- **EXTRACTED MATERIAL**
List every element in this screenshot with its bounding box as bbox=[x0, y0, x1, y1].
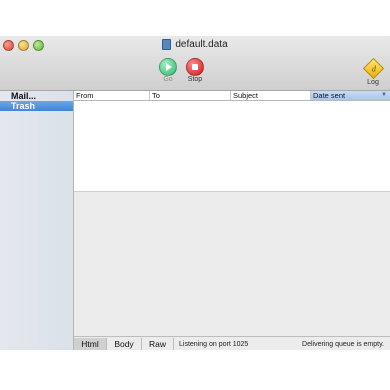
listening-status: Listening on port 1025 bbox=[179, 340, 249, 348]
log-icon: d bbox=[362, 57, 384, 80]
window-title-text: default.data bbox=[175, 39, 228, 50]
column-date-sent[interactable]: Date sent ▼ bbox=[311, 91, 390, 100]
sort-descending-icon: ▼ bbox=[381, 92, 387, 98]
sidebar-item-trash[interactable]: Trash bbox=[0, 101, 73, 111]
column-from[interactable]: From bbox=[74, 91, 150, 100]
stop-icon bbox=[186, 58, 204, 76]
sidebar-item-mail[interactable]: Mail... bbox=[0, 91, 73, 101]
mailbox-sidebar: Mail... Trash bbox=[0, 91, 74, 350]
status-bar: Html Body Raw Listening on port 1025 Del… bbox=[74, 336, 390, 350]
toolbar: default.data Go Stop d Log bbox=[0, 36, 390, 91]
log-label: Log bbox=[367, 79, 379, 86]
column-date-sent-label: Date sent bbox=[313, 91, 346, 100]
log-button[interactable]: d Log bbox=[360, 57, 386, 86]
document-icon bbox=[162, 39, 172, 50]
queue-status: Delivering queue is empty. bbox=[302, 340, 384, 348]
stop-label: Stop bbox=[187, 76, 203, 83]
column-to[interactable]: To bbox=[150, 91, 231, 100]
go-button[interactable]: Go bbox=[159, 58, 177, 83]
go-label: Go bbox=[163, 76, 173, 83]
column-subject[interactable]: Subject bbox=[231, 91, 311, 100]
log-icon-glyph: d bbox=[371, 64, 375, 73]
stop-button[interactable]: Stop bbox=[184, 58, 206, 83]
window-title: default.data bbox=[0, 39, 390, 50]
tab-body[interactable]: Body bbox=[107, 337, 142, 350]
message-list[interactable]: From To Subject Date sent ▼ bbox=[74, 91, 390, 192]
tab-html[interactable]: Html bbox=[74, 337, 107, 350]
tab-raw[interactable]: Raw bbox=[142, 337, 174, 350]
message-preview-pane bbox=[74, 192, 390, 350]
list-header: From To Subject Date sent ▼ bbox=[74, 91, 390, 101]
play-icon bbox=[159, 58, 177, 76]
app-window: default.data Go Stop d Log Mail... Trash… bbox=[0, 36, 390, 350]
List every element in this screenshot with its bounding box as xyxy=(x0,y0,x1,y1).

- **YOUR INSTRUCTIONS**
Please find every row that contains the string "Date" and copy each of those rows in full. Case counts.

- **TASK ANSWER**
column-date-sent[interactable]: Date sent ▼ bbox=[311, 91, 390, 100]
column-date-sent-label: Date sent bbox=[313, 91, 346, 100]
message-list[interactable]: From To Subject Date sent ▼ bbox=[74, 91, 390, 192]
list-header: From To Subject Date sent ▼ bbox=[74, 91, 390, 101]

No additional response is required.